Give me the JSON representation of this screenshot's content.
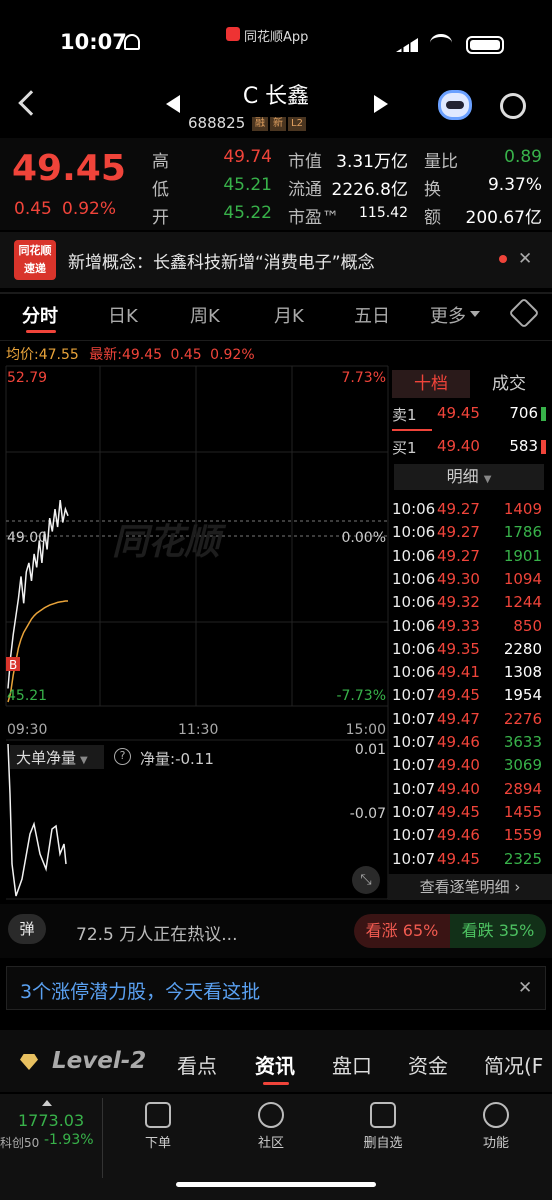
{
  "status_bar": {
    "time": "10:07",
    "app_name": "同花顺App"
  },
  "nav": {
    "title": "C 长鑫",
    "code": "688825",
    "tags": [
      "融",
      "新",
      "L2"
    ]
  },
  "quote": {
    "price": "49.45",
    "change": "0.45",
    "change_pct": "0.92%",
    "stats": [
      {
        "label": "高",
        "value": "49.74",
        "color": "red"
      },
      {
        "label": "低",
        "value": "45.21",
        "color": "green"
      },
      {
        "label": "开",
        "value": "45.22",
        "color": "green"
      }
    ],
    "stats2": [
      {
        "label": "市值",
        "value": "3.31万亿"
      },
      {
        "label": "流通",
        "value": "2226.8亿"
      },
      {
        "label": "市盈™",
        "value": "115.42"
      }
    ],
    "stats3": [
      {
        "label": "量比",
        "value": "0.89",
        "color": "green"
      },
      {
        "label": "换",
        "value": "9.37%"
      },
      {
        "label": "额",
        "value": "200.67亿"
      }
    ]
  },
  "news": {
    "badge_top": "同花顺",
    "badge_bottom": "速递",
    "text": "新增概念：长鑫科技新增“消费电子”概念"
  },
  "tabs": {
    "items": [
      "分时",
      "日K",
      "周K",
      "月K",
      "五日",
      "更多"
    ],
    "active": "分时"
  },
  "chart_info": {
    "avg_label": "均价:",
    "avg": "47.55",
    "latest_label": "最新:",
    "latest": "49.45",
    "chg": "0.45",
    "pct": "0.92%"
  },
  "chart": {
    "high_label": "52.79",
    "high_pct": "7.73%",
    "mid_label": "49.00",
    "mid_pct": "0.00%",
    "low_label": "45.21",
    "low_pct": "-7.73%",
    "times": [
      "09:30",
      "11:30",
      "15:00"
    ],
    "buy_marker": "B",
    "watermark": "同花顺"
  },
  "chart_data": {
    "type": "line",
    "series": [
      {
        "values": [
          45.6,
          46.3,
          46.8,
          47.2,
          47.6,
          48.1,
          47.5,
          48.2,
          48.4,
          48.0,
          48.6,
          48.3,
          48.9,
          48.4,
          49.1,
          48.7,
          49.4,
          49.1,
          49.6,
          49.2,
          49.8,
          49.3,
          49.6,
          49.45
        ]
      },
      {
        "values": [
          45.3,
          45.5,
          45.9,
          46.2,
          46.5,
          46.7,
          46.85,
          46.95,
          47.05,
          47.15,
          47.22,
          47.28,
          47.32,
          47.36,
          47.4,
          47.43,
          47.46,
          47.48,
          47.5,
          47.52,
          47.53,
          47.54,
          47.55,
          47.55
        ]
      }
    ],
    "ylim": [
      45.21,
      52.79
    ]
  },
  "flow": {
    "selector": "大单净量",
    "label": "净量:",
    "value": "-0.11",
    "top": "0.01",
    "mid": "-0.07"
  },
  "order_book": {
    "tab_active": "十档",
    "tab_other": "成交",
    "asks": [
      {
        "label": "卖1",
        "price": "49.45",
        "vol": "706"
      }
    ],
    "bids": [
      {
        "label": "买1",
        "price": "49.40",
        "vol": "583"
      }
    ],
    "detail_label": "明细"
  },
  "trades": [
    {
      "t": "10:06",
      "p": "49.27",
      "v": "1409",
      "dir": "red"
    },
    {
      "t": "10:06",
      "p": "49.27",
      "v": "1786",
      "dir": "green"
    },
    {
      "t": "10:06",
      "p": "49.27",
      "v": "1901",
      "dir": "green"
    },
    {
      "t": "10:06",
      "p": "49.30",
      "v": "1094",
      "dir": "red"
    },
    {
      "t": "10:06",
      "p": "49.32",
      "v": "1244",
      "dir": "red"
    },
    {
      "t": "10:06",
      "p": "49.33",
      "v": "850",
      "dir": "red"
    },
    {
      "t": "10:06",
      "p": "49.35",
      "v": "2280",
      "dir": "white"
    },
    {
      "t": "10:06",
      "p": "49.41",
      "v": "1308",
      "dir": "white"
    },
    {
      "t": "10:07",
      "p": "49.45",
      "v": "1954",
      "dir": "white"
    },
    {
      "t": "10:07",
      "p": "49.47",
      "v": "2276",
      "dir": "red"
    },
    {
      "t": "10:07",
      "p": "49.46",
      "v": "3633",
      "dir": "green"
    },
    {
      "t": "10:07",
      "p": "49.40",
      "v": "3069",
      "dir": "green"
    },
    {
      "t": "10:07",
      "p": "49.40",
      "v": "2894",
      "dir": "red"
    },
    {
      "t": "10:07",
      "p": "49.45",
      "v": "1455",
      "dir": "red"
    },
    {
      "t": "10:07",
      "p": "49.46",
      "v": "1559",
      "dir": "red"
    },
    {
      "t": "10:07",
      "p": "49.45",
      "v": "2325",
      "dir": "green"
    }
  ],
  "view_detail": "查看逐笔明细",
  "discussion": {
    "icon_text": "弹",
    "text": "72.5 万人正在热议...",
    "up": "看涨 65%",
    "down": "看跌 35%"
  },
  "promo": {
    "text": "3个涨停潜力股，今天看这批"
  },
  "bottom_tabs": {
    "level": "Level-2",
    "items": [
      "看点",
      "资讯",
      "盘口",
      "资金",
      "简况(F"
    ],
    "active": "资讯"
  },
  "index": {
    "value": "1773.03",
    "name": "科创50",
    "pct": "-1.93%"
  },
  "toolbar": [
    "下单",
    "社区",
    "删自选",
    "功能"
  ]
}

^^^^^^^^

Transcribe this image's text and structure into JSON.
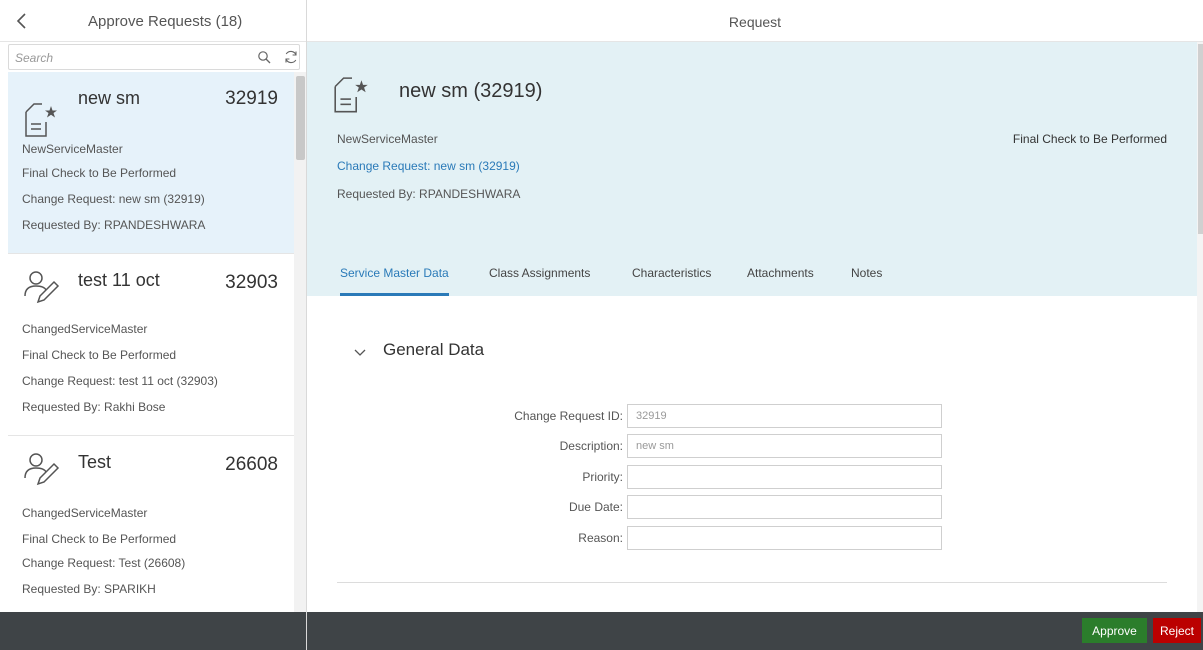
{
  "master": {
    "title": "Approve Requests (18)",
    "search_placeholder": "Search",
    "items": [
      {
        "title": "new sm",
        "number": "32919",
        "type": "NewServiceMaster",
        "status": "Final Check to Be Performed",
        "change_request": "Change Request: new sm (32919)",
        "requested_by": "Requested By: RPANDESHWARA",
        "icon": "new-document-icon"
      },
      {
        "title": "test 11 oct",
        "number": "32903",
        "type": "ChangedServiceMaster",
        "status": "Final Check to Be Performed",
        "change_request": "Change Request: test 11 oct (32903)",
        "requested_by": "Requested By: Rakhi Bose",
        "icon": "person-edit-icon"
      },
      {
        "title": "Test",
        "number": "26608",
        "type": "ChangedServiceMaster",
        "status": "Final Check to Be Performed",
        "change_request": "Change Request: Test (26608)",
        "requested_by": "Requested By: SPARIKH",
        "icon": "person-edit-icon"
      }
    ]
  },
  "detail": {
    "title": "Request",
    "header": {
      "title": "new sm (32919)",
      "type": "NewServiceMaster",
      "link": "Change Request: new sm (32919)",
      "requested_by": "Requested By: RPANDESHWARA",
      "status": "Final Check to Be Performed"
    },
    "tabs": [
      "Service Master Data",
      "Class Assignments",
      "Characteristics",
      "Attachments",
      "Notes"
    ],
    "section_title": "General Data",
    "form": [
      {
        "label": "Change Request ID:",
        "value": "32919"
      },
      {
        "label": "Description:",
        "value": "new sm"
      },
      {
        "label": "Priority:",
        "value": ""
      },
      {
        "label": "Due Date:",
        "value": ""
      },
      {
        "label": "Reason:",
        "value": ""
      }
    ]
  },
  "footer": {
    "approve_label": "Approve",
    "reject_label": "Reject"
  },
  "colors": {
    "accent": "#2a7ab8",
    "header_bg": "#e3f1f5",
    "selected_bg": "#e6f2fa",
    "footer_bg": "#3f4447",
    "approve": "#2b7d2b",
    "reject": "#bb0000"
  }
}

^^^^^^^^

» **Task requirements**
Copy out each line of the material that holds the word "Requested".

» **Answer below**
        "requested_by": "Requested By: RPANDESHWARA",
        "requested_by": "Requested By: Rakhi Bose",
        "requested_by": "Requested By: SPARIKH",
      "requested_by": "Requested By: RPANDESHWARA",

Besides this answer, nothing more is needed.